Index: linux-2.6/fs/fs_struct.c
===================================================================
--- linux-2.6.orig/fs/fs_struct.c 2010-12-14 22:01:15.000000000 +1100
+++ linux-2.6/fs/fs_struct.c 2010-12-14 22:56:27.000000000 +1100
@@ -17,11 +17,11 @@ void set_fs_root(struct fs_struct *fs, s
write_seqcount_begin(&fs->seq);
old_root = fs->root;
fs->root = *path;
- path_get(path);
+ path_get_long(path);
write_seqcount_end(&fs->seq);
spin_unlock(&fs->lock);
if (old_root.dentry)
- path_put(&old_root);
+ path_put_long(&old_root);
}

/*
@@ -36,12 +36,12 @@ void set_fs_pwd(struct fs_struct *fs, st
write_seqcount_begin(&fs->seq);
old_pwd = fs->pwd;
fs->pwd = *path;
- path_get(path);
+ path_get_long(path);
write_seqcount_end(&fs->seq);
spin_unlock(&fs->lock);

if (old_pwd.dentry)
- path_put(&old_pwd);
+ path_put_long(&old_pwd);
}

void chroot_fs_refs(struct path *old_root, struct path *new_root)
@@ -59,13 +59,13 @@ void chroot_fs_refs(struct path *old_roo
write_seqcount_begin(&fs->seq);
if (fs->root.dentry == old_root->dentry
&& fs->root.mnt == old_root->mnt) {
- path_get(new_root);
+ path_get_long(new_root);
fs->root = *new_root;
count++;
}
if (fs->pwd.dentry == old_root->dentry
&& fs->pwd.mnt == old_root->mnt) {
- path_get(new_root);
+ path_get_long(new_root);
fs->pwd = *new_root;
count++;
}
@@ -76,13 +76,13 @@ void chroot_fs_refs(struct path *old_roo
} while_each_thread(g, p);
read_unlock(&tasklist_lock);
while (count--)

........

STATED GOAL 1:
In the fs_struct.c patch, which call replaces path_put(&old_root) in set_fs_root?
STATED GOAL 2:
Reproduce the part of the fs_struct.c patch that begins at the words "Index: linux-2.6/fs/fs_struct.c" and ends after the words "if (old_root.dentry)".
Work only from the fs_struct.c patch.

[Item position entries]
........

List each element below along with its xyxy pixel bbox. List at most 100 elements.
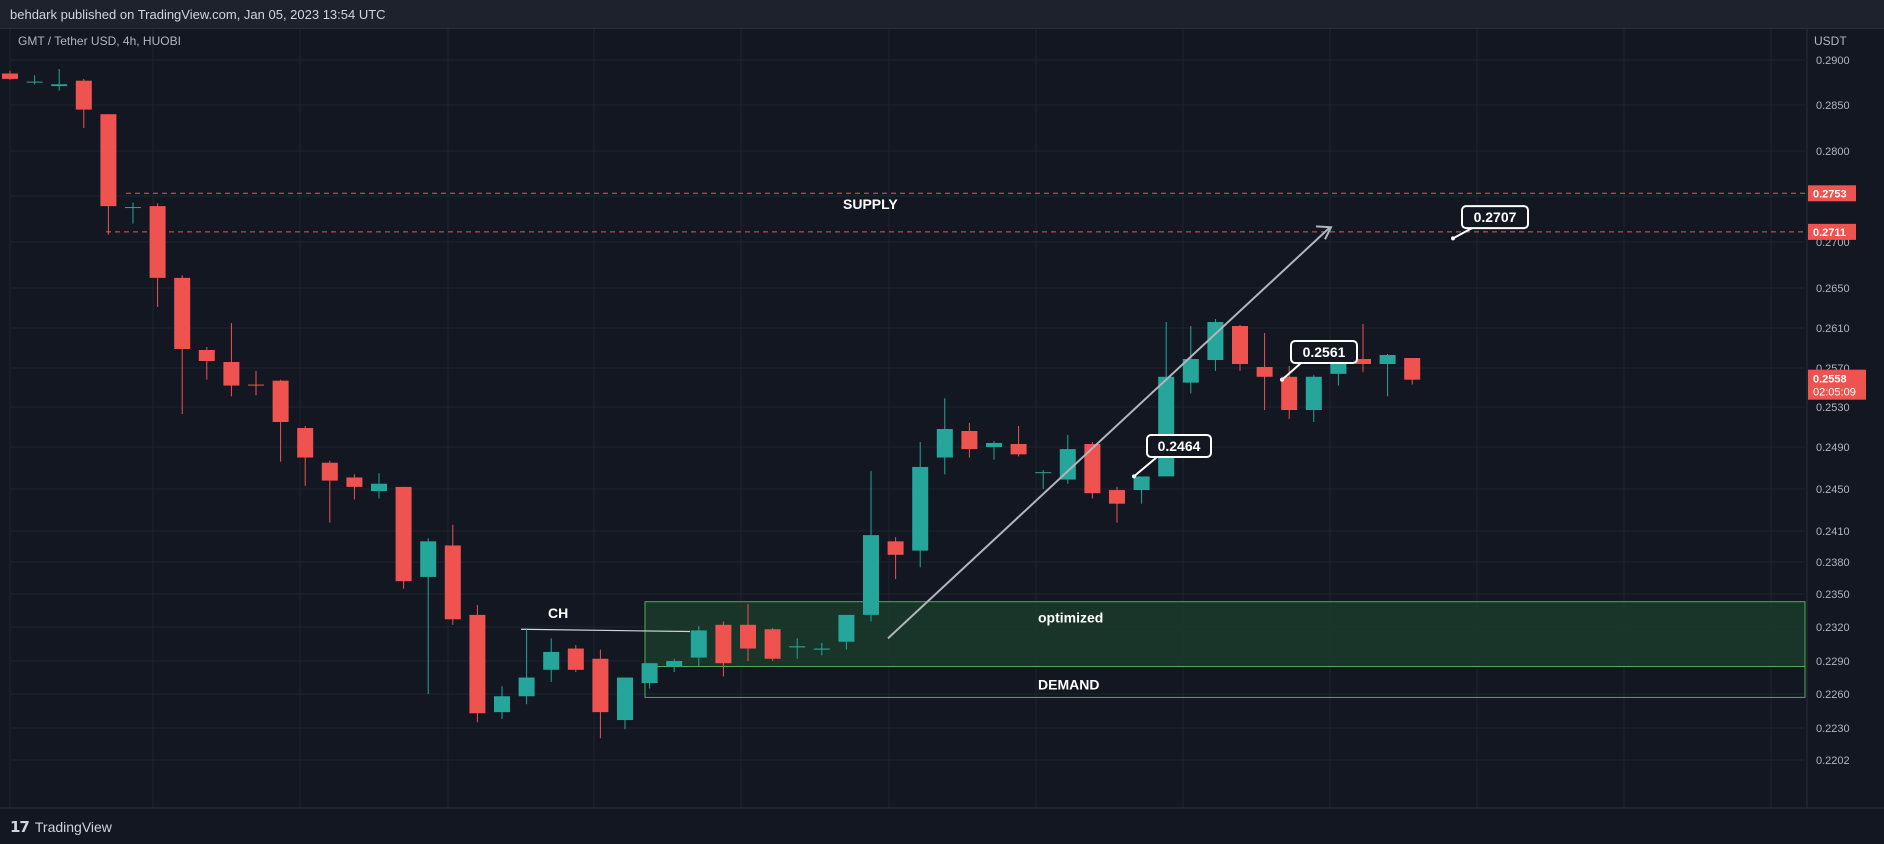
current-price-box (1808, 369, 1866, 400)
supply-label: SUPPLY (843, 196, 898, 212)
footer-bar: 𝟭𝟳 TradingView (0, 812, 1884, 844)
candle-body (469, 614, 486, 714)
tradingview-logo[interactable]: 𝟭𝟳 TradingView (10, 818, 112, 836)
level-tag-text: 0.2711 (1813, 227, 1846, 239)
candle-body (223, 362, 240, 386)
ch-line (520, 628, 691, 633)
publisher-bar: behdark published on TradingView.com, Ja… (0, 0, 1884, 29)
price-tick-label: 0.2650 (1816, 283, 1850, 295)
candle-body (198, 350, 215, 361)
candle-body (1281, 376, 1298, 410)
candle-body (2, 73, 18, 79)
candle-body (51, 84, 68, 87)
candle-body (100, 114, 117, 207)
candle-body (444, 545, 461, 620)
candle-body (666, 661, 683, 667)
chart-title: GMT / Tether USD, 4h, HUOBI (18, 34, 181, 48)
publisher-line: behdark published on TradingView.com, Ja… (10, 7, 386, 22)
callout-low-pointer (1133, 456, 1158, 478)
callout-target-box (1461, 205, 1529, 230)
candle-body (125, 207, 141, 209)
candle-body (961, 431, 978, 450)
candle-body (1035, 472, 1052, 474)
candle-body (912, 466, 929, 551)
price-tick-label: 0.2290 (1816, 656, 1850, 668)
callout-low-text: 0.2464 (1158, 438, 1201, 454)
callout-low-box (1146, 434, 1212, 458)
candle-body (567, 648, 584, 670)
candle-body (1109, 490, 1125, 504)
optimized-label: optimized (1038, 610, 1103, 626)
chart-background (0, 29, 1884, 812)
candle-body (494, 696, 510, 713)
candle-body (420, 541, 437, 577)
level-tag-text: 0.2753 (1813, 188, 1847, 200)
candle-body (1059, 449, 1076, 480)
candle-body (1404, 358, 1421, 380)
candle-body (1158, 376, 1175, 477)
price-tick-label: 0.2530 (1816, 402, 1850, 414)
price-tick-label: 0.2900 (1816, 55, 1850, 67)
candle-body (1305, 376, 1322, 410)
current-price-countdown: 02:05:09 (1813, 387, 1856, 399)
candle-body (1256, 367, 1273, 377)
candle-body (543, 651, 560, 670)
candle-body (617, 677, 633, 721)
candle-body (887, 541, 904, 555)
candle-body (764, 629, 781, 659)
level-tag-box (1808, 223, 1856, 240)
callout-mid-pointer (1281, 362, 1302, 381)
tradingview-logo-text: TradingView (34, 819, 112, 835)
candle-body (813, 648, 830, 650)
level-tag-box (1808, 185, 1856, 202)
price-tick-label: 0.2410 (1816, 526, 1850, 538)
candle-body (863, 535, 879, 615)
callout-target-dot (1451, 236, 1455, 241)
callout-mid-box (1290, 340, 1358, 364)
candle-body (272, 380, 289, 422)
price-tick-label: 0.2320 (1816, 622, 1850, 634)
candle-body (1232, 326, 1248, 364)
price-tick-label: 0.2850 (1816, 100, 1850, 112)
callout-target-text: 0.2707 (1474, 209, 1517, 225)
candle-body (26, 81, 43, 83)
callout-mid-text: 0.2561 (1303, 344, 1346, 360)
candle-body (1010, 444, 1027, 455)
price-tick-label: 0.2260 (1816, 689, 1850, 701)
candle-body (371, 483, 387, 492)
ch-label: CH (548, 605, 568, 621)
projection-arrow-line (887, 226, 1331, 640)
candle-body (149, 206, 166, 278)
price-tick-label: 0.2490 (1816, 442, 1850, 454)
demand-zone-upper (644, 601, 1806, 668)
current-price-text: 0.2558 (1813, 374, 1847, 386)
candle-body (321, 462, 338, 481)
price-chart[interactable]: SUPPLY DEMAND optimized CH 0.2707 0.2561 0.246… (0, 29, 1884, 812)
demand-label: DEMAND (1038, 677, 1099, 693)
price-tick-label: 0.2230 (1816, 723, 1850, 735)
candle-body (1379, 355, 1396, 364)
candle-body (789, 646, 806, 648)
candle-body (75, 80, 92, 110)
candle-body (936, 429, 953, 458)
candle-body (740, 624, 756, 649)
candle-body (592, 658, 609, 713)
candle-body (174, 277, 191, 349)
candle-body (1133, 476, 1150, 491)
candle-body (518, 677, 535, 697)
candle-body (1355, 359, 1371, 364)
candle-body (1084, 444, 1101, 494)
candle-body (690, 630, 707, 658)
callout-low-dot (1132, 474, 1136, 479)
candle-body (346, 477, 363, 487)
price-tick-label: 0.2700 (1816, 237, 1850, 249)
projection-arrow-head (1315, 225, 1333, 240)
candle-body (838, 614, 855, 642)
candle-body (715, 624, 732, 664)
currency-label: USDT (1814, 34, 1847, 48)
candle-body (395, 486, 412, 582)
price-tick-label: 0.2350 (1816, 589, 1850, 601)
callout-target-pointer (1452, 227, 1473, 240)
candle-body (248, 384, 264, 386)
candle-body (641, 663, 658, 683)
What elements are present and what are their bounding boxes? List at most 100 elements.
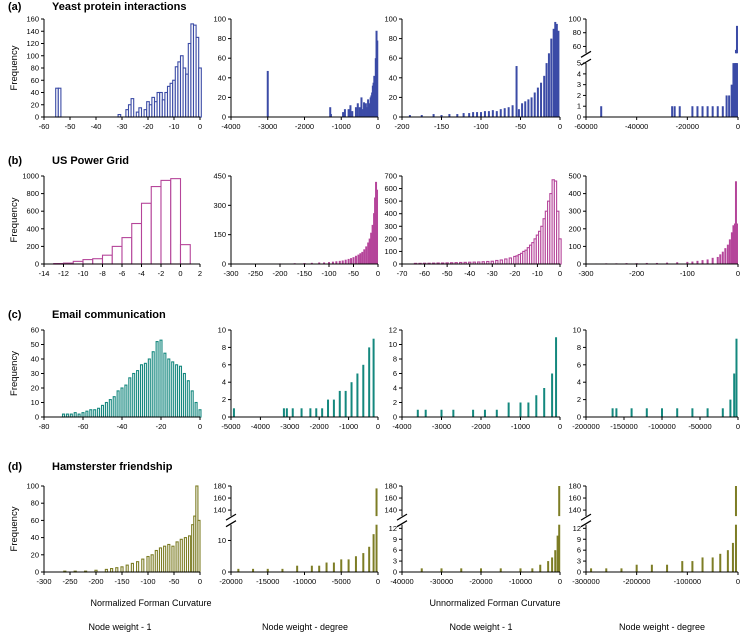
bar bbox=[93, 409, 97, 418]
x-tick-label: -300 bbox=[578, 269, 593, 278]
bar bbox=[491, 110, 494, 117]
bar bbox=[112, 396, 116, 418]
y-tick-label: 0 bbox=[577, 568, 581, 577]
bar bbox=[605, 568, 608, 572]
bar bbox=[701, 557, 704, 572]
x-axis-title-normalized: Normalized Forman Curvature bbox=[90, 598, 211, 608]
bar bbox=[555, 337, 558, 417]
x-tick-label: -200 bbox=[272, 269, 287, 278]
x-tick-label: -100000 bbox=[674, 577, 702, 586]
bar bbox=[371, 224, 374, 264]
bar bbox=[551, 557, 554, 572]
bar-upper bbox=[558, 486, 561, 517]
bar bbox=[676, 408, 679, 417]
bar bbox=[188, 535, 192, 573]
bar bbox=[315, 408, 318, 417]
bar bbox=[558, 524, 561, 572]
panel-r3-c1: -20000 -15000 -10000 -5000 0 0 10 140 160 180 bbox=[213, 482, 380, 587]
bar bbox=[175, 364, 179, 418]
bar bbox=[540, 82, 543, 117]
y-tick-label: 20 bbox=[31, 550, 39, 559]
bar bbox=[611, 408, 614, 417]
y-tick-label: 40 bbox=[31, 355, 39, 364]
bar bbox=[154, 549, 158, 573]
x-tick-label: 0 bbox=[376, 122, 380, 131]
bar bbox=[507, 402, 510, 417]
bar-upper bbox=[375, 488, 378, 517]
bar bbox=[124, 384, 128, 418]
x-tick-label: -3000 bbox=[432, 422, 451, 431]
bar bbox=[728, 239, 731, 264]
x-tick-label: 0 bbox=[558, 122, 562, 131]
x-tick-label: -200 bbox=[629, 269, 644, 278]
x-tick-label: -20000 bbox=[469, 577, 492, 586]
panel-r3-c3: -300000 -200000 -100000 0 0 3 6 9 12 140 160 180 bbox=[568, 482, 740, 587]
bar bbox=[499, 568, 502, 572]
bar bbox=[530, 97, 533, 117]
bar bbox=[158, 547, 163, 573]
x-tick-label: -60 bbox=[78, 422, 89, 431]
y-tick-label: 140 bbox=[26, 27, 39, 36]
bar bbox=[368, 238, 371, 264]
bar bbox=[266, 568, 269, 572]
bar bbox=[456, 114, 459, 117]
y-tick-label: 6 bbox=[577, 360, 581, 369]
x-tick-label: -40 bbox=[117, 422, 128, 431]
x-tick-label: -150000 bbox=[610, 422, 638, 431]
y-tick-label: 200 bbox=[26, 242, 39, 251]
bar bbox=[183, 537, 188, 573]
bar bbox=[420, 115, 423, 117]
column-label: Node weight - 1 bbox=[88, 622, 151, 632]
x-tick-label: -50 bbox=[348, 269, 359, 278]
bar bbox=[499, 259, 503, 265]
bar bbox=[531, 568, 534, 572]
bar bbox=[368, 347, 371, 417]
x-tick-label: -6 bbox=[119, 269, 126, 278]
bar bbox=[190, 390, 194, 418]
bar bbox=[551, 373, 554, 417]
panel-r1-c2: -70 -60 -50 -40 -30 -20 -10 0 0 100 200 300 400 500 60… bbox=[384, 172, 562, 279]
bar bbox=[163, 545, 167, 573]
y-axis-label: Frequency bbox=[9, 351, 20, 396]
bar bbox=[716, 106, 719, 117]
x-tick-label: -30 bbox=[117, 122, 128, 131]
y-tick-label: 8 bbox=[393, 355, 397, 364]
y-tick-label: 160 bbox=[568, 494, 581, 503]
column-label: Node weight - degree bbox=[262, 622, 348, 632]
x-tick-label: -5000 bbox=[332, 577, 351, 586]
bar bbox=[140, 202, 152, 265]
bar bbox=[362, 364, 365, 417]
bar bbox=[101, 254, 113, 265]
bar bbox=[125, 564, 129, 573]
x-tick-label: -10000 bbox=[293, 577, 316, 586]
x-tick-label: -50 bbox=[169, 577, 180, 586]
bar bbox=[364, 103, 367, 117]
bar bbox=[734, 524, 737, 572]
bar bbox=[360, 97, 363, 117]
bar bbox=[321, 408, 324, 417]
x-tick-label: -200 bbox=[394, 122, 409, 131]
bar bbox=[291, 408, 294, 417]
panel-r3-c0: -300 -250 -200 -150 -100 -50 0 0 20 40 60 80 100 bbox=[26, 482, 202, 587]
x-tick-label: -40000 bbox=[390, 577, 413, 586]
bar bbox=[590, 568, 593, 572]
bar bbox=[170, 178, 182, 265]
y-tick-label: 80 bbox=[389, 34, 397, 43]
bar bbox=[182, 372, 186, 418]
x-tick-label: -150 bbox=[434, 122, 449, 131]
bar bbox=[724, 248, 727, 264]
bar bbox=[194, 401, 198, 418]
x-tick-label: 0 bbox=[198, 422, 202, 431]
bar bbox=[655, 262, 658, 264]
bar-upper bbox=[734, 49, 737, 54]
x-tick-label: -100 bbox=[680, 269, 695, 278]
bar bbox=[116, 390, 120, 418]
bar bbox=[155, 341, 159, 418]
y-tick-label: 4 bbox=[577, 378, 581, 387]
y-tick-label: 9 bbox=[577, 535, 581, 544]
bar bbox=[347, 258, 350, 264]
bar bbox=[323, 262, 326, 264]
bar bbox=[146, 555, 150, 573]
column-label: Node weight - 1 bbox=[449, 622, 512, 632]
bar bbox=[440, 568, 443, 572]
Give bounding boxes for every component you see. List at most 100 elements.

........

COMPLETE RESPONSE 1:
path_put_long(&old_root)

COMPLETE RESPONSE 2:
Index: linux-2.6/fs/fs_struct.c
===================================================================
--- linux-2.6.orig/fs/fs_struct.c 2010-12-14 22:01:15.000000000 +1100
+++ linux-2.6/fs/fs_struct.c 2010-12-14 22:56:27.000000000 +1100
@@ -17,11 +17,11 @@ void set_fs_root(struct fs_struct *fs, s
write_seqcount_begin(&fs->seq);
old_root = fs->root;
fs->root = *path;
- path_get(path);
+ path_get_long(path);
write_seqcount_end(&fs->seq);
spin_unlock(&fs->lock);
if (old_root.dentry)